# TASK
Scan the material below for the word "University", then copy every line in which it appears.

##### DATA TO EXAMINE

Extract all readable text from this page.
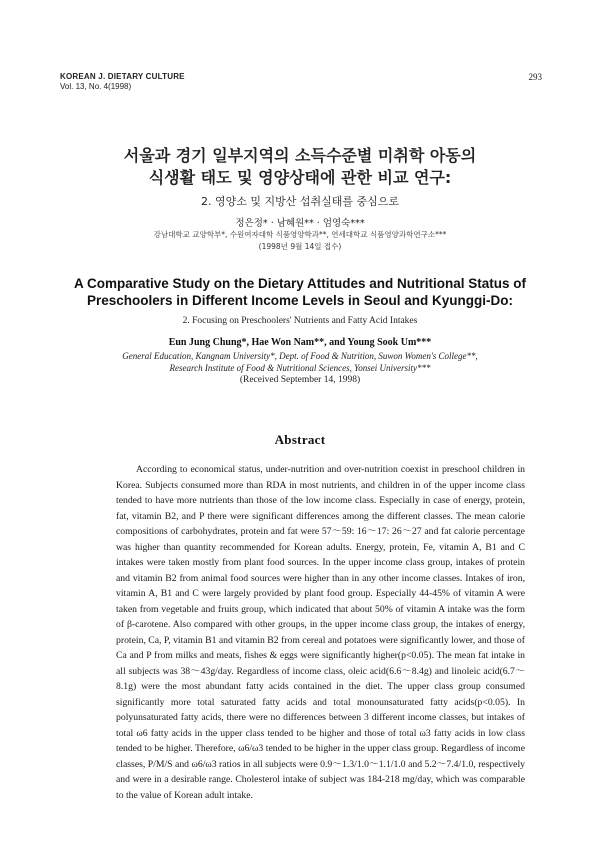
KOREAN J. DIETARY CULTURE
Vol. 13, No. 4(1998)
293
서울과 경기 일부지역의 소득수준별 미취학 아동의
식생활 태도 및 영양상태에 관한 비교 연구:
2. 영양소 및 지방산 섭취실태를 중심으로
정은정* · 남혜원** · 엄영숙***
강남대학교 교양학부*, 수원여자대학 식품영양학과**, 연세대학교 식품영양과학연구소***
(1998년 9월 14일 접수)
A Comparative Study on the Dietary Attitudes and Nutritional Status of
Preschoolers in Different Income Levels in Seoul and Kyunggi-Do:
2. Focusing on Preschoolers' Nutrients and Fatty Acid Intakes
Eun Jung Chung*, Hae Won Nam**, and Young Sook Um***
General Education, Kangnam University*, Dept. of Food & Nutrition, Suwon Women's College**,
Research Institute of Food & Nutritional Sciences, Yonsei University***
(Received September 14, 1998)
Abstract

According to economical status, under-nutrition and over-nutrition coexist in preschool children in Korea. Subjects consumed more than RDA in most nutrients, and children in of the upper income class tended to have more nutrients than those of the low income class. Especially in case of energy, protein, fat, vitamin B2, and P there were significant differences among the different classes. The mean calorie compositions of carbohydrates, protein and fat were 57～59: 16～17: 26～27 and fat calorie percentage was higher than quantity recommended for Korean adults. Energy, protein, Fe, vitamin A, B1 and C intakes were taken mostly from plant food sources. In the upper income class group, intakes of protein and vitamin B2 from animal food sources were higher than in any other income classes. Intakes of iron, vitamin A, B1 and C were largely provided by plant food group. Especially 44-45% of vitamin A were taken from vegetable and fruits group, which indicated that about 50% of vitamin A intake was the form of β-carotene. Also compared with other groups, in the upper income class group, the intakes of energy, protein, Ca, P, vitamin B1 and vitamin B2 from cereal and potatoes were significantly lower, and those of Ca and P from milks and meats, fishes & eggs were significantly higher(p<0.05). The mean fat intake in all subjects was 38～43g/day. Regardless of income class, oleic acid(6.6～8.4g) and linoleic acid(6.7～8.1g) were the most abundant fatty acids contained in the diet. The upper class group consumed significantly more total saturated fatty acids and total monounsaturated fatty acids(p<0.05). In polyunsaturated fatty acids, there were no differences between 3 different income classes, but intakes of total ω6 fatty acids in the upper class tended to be higher and those of total ω3 fatty acids in low class tended to be higher. Therefore, ω6/ω3 tended to be higher in the upper class group. Regardless of income classes, P/M/S and ω6/ω3 ratios in all subjects were 0.9～1.3/1.0～1.1/1.0 and 5.2～7.4/1.0, respectively and were in a desirable range. Cholesterol intake of subject was 184-218 mg/day, which was comparable to the value of Korean adult intake.
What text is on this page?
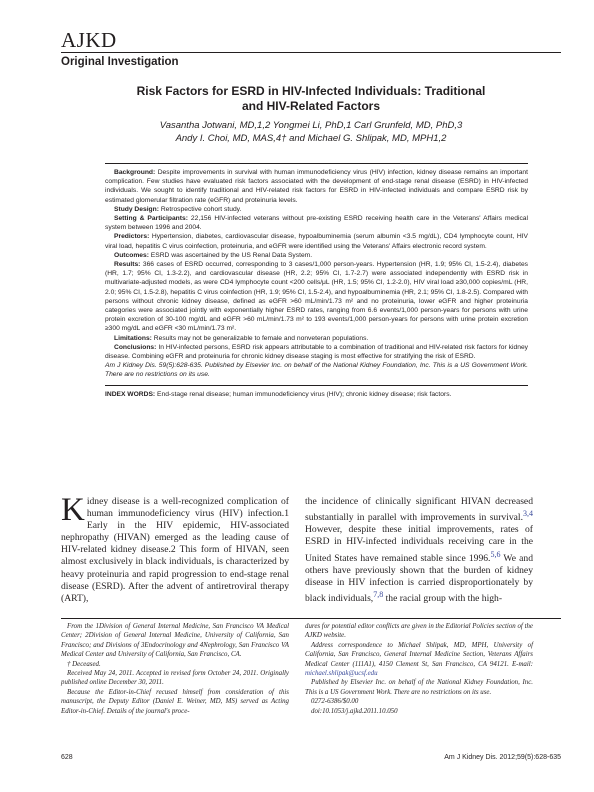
AJKD
Original Investigation
Risk Factors for ESRD in HIV-Infected Individuals: Traditional
and HIV-Related Factors
Vasantha Jotwani, MD,1,2 Yongmei Li, PhD,1 Carl Grunfeld, MD, PhD,3
Andy I. Choi, MD, MAS,4† and Michael G. Shlipak, MD, MPH1,2

Background: Despite improvements in survival with human immunodeficiency virus (HIV) infection, kidney disease remains an important complication. Few studies have evaluated risk factors associated with the development of end-stage renal disease (ESRD) in HIV-infected individuals. We sought to identify traditional and HIV-related risk factors for ESRD in HIV-infected individuals and compare ESRD risk by estimated glomerular filtration rate (eGFR) and proteinuria levels.

Study Design: Retrospective cohort study.

Setting & Participants: 22,156 HIV-infected veterans without pre-existing ESRD receiving health care in the Veterans' Affairs medical system between 1996 and 2004.

Predictors: Hypertension, diabetes, cardiovascular disease, hypoalbuminemia (serum albumin <3.5 mg/dL), CD4 lymphocyte count, HIV viral load, hepatitis C virus coinfection, proteinuria, and eGFR were identified using the Veterans' Affairs electronic record system.

Outcomes: ESRD was ascertained by the US Renal Data System.

Results: 366 cases of ESRD occurred, corresponding to 3 cases/1,000 person-years. Hypertension (HR, 1.9; 95% CI, 1.5-2.4), diabetes (HR, 1.7; 95% CI, 1.3-2.2), and cardiovascular disease (HR, 2.2; 95% CI, 1.7-2.7) were associated independently with ESRD risk in multivariate-adjusted models, as were CD4 lymphocyte count <200 cells/μL (HR, 1.5; 95% CI, 1.2-2.0), HIV viral load ≥30,000 copies/mL (HR, 2.0; 95% CI, 1.5-2.8), hepatitis C virus coinfection (HR, 1.9; 95% CI, 1.5-2.4), and hypoalbuminemia (HR, 2.1; 95% CI, 1.8-2.5). Compared with persons without chronic kidney disease, defined as eGFR >60 mL/min/1.73 m² and no proteinuria, lower eGFR and higher proteinuria categories were associated jointly with exponentially higher ESRD rates, ranging from 6.6 events/1,000 person-years for persons with urine protein excretion of 30-100 mg/dL and eGFR >60 mL/min/1.73 m² to 193 events/1,000 person-years for persons with urine protein excretion ≥300 mg/dL and eGFR <30 mL/min/1.73 m².

Limitations: Results may not be generalizable to female and nonveteran populations.

Conclusions: In HIV-infected persons, ESRD risk appears attributable to a combination of traditional and HIV-related risk factors for kidney disease. Combining eGFR and proteinuria for chronic kidney disease staging is most effective for stratifying the risk of ESRD.

Am J Kidney Dis. 59(5):628-635. Published by Elsevier Inc. on behalf of the National Kidney Foundation, Inc. This is a US Government Work. There are no restrictions on its use.

INDEX WORDS: End-stage renal disease; human immunodeficiency virus (HIV); chronic kidney disease; risk factors.
Kidney disease is a well-recognized complication of human immunodeficiency virus (HIV) infection.1 Early in the HIV epidemic, HIV-associated nephropathy (HIVAN) emerged as the leading cause of HIV-related kidney disease.2 This form of HIVAN, seen almost exclusively in black individuals, is characterized by heavy proteinuria and rapid progression to end-stage renal disease (ESRD). After the advent of antiretroviral therapy (ART),
the incidence of clinically significant HIVAN decreased substantially in parallel with improvements in survival.$^{3,4}$ However, despite these initial improvements, rates of ESRD in HIV-infected individuals receiving care in the United States have remained stable since 1996.$^{5,6}$ We and others have previously shown that the burden of kidney disease in HIV infection is carried disproportionately by black individuals,$^{7,8}$ the racial group with the high-

From the 1Division of General Internal Medicine, San Francisco VA Medical Center; 2Division of General Internal Medicine, University of California, San Francisco; and Divisions of 3Endocrinology and 4Nephrology, San Francisco VA Medical Center and University of California, San Francisco, CA.

† Deceased.

Received May 24, 2011. Accepted in revised form October 24, 2011. Originally published online December 30, 2011.

Because the Editor-in-Chief recused himself from consideration of this manuscript, the Deputy Editor (Daniel E. Weiner, MD, MS) served as Acting Editor-in-Chief. Details of the journal's proce-

dures for potential editor conflicts are given in the Editorial Policies section of the AJKD website.

Address correspondence to Michael Shlipak, MD, MPH, University of California, San Francisco, General Internal Medicine Section, Veterans Affairs Medical Center (111A1), 4150 Clement St, San Francisco, CA 94121. E-mail: michael.shlipak@ucsf.edu

Published by Elsevier Inc. on behalf of the National Kidney Foundation, Inc. This is a US Government Work. There are no restrictions on its use.

0272-6386/$0.00

doi:10.1053/j.ajkd.2011.10.050

628	Am J Kidney Dis. 2012;59(5):628-635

##########

# REPLY TO THE EXERCISE
General Education, Kangnam University*, Dept. of Food & Nutrition, Suwon Women's College**,
Research Institute of Food & Nutritional Sciences, Yonsei University***
From the 1Division of General Internal Medicine, San Francisco VA Medical Center; 2Division of General Internal Medicine, University of California, San Francisco; and Divisions of 3Endocrinology and 4Nephrology, San Francisco VA Medical Center and University of California, San Francisco, CA.
Address correspondence to Michael Shlipak, MD, MPH, University of California, San Francisco, General Internal Medicine Section, Veterans Affairs Medical Center (111A1), 4150 Clement St, San Francisco, CA 94121. E-mail: michael.shlipak@ucsf.edu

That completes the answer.